Supplied material
==*==

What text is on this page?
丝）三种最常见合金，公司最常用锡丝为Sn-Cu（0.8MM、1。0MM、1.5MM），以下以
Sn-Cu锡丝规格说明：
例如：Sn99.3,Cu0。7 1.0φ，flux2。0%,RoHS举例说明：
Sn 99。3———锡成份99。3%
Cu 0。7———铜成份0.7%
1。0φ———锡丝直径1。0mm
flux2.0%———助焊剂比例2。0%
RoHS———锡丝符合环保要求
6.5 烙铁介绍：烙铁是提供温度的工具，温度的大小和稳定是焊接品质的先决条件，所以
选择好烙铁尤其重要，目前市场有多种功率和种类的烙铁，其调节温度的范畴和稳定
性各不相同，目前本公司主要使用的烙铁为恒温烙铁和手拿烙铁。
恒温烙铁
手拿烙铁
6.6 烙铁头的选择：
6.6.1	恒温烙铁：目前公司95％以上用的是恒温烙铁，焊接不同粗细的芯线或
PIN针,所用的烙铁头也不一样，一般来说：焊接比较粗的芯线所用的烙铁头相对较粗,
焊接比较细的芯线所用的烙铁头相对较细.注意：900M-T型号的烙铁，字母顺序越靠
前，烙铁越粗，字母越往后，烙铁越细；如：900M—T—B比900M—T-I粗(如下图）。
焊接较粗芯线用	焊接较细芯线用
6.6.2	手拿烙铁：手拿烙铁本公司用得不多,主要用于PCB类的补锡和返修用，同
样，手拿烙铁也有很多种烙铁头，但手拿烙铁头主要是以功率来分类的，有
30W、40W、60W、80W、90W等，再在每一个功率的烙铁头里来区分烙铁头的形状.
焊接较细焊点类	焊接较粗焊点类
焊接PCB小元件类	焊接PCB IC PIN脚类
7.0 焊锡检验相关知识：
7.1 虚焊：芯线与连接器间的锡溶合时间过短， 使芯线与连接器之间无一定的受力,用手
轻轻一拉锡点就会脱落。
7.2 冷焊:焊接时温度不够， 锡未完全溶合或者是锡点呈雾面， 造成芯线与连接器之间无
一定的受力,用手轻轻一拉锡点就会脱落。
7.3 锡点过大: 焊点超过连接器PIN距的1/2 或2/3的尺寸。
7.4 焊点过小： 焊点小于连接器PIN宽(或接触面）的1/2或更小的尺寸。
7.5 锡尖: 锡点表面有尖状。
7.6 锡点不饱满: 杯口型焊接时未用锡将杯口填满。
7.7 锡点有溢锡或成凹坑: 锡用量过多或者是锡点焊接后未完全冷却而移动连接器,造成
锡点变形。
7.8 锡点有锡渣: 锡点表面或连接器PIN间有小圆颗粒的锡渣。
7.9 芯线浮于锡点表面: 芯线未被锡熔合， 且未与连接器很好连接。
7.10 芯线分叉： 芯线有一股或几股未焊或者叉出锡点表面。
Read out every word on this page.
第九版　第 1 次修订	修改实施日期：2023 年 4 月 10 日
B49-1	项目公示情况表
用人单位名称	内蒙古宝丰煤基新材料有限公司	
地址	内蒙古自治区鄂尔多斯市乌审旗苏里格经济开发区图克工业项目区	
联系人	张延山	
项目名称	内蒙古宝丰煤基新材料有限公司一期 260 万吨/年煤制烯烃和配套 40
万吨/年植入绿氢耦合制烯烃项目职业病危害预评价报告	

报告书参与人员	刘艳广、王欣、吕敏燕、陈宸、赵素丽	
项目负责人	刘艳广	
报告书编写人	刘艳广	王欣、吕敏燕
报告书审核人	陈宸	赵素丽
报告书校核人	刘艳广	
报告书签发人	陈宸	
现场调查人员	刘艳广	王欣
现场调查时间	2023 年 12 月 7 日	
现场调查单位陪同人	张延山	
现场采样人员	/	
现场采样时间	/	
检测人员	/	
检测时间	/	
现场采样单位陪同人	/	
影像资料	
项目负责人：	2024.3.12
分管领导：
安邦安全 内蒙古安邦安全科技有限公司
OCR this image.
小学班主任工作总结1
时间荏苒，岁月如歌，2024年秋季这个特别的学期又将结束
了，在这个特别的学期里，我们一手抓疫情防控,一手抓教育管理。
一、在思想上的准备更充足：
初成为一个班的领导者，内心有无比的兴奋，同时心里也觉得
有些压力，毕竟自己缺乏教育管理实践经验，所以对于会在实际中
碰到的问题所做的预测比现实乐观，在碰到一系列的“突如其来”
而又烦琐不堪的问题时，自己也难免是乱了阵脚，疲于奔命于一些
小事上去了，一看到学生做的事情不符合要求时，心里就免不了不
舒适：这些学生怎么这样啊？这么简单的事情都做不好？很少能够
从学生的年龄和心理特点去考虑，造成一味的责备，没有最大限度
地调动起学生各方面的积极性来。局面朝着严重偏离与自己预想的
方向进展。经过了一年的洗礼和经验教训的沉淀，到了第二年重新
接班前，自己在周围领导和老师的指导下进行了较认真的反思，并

==*==

Exercise requirements
Give all the records again. Match them exactly.

Solution to the problem
What text is on this page?
丝）三种最常见合金，公司最常用锡丝为Sn-Cu（0.8MM、1。0MM、1.5MM），以下以
Sn-Cu锡丝规格说明：
例如：Sn99.3,Cu0。7 1.0φ，flux2。0%,RoHS举例说明：
Sn 99。3———锡成份99。3%
Cu 0。7———铜成份0.7%
1。0φ———锡丝直径1。0mm
flux2.0%———助焊剂比例2。0%
RoHS———锡丝符合环保要求
6.5 烙铁介绍：烙铁是提供温度的工具，温度的大小和稳定是焊接品质的先决条件，所以
选择好烙铁尤其重要，目前市场有多种功率和种类的烙铁，其调节温度的范畴和稳定
性各不相同，目前本公司主要使用的烙铁为恒温烙铁和手拿烙铁。
恒温烙铁
手拿烙铁
6.6 烙铁头的选择：
6.6.1	恒温烙铁：目前公司95％以上用的是恒温烙铁，焊接不同粗细的芯线或
PIN针,所用的烙铁头也不一样，一般来说：焊接比较粗的芯线所用的烙铁头相对较粗,
焊接比较细的芯线所用的烙铁头相对较细.注意：900M-T型号的烙铁，字母顺序越靠
前，烙铁越粗，字母越往后，烙铁越细；如：900M—T—B比900M—T-I粗(如下图）。
焊接较粗芯线用	焊接较细芯线用
6.6.2	手拿烙铁：手拿烙铁本公司用得不多,主要用于PCB类的补锡和返修用，同
样，手拿烙铁也有很多种烙铁头，但手拿烙铁头主要是以功率来分类的，有
30W、40W、60W、80W、90W等，再在每一个功率的烙铁头里来区分烙铁头的形状.
焊接较细焊点类	焊接较粗焊点类
焊接PCB小元件类	焊接PCB IC PIN脚类
7.0 焊锡检验相关知识：
7.1 虚焊：芯线与连接器间的锡溶合时间过短， 使芯线与连接器之间无一定的受力,用手
轻轻一拉锡点就会脱落。
7.2 冷焊:焊接时温度不够， 锡未完全溶合或者是锡点呈雾面， 造成芯线与连接器之间无
一定的受力,用手轻轻一拉锡点就会脱落。
7.3 锡点过大: 焊点超过连接器PIN距的1/2 或2/3的尺寸。
7.4 焊点过小： 焊点小于连接器PIN宽(或接触面）的1/2或更小的尺寸。
7.5 锡尖: 锡点表面有尖状。
7.6 锡点不饱满: 杯口型焊接时未用锡将杯口填满。
7.7 锡点有溢锡或成凹坑: 锡用量过多或者是锡点焊接后未完全冷却而移动连接器,造成
锡点变形。
7.8 锡点有锡渣: 锡点表面或连接器PIN间有小圆颗粒的锡渣。
7.9 芯线浮于锡点表面: 芯线未被锡熔合， 且未与连接器很好连接。
7.10 芯线分叉： 芯线有一股或几股未焊或者叉出锡点表面。
Read out every word on this page.
第九版　第 1 次修订	修改实施日期：2023 年 4 月 10 日
B49-1	项目公示情况表
用人单位名称	内蒙古宝丰煤基新材料有限公司	
地址	内蒙古自治区鄂尔多斯市乌审旗苏里格经济开发区图克工业项目区	
联系人	张延山	
项目名称	内蒙古宝丰煤基新材料有限公司一期 260 万吨/年煤制烯烃和配套 40
万吨/年植入绿氢耦合制烯烃项目职业病危害预评价报告	

报告书参与人员	刘艳广、王欣、吕敏燕、陈宸、赵素丽	
项目负责人	刘艳广	
报告书编写人	刘艳广	王欣、吕敏燕
报告书审核人	陈宸	赵素丽
报告书校核人	刘艳广	
报告书签发人	陈宸	
现场调查人员	刘艳广	王欣
现场调查时间	2023 年 12 月 7 日	
现场调查单位陪同人	张延山	
现场采样人员	/	
现场采样时间	/	
检测人员	/	
检测时间	/	
现场采样单位陪同人	/	
影像资料	
项目负责人：	2024.3.12
分管领导：
安邦安全 内蒙古安邦安全科技有限公司
OCR this image.
小学班主任工作总结1
时间荏苒，岁月如歌，2024年秋季这个特别的学期又将结束
了，在这个特别的学期里，我们一手抓疫情防控,一手抓教育管理。
一、在思想上的准备更充足：
初成为一个班的领导者，内心有无比的兴奋，同时心里也觉得
有些压力，毕竟自己缺乏教育管理实践经验，所以对于会在实际中
碰到的问题所做的预测比现实乐观，在碰到一系列的“突如其来”
而又烦琐不堪的问题时，自己也难免是乱了阵脚，疲于奔命于一些
小事上去了，一看到学生做的事情不符合要求时，心里就免不了不
舒适：这些学生怎么这样啊？这么简单的事情都做不好？很少能够
从学生的年龄和心理特点去考虑，造成一味的责备，没有最大限度
地调动起学生各方面的积极性来。局面朝着严重偏离与自己预想的
方向进展。经过了一年的洗礼和经验教训的沉淀，到了第二年重新
接班前，自己在周围领导和老师的指导下进行了较认真的反思，并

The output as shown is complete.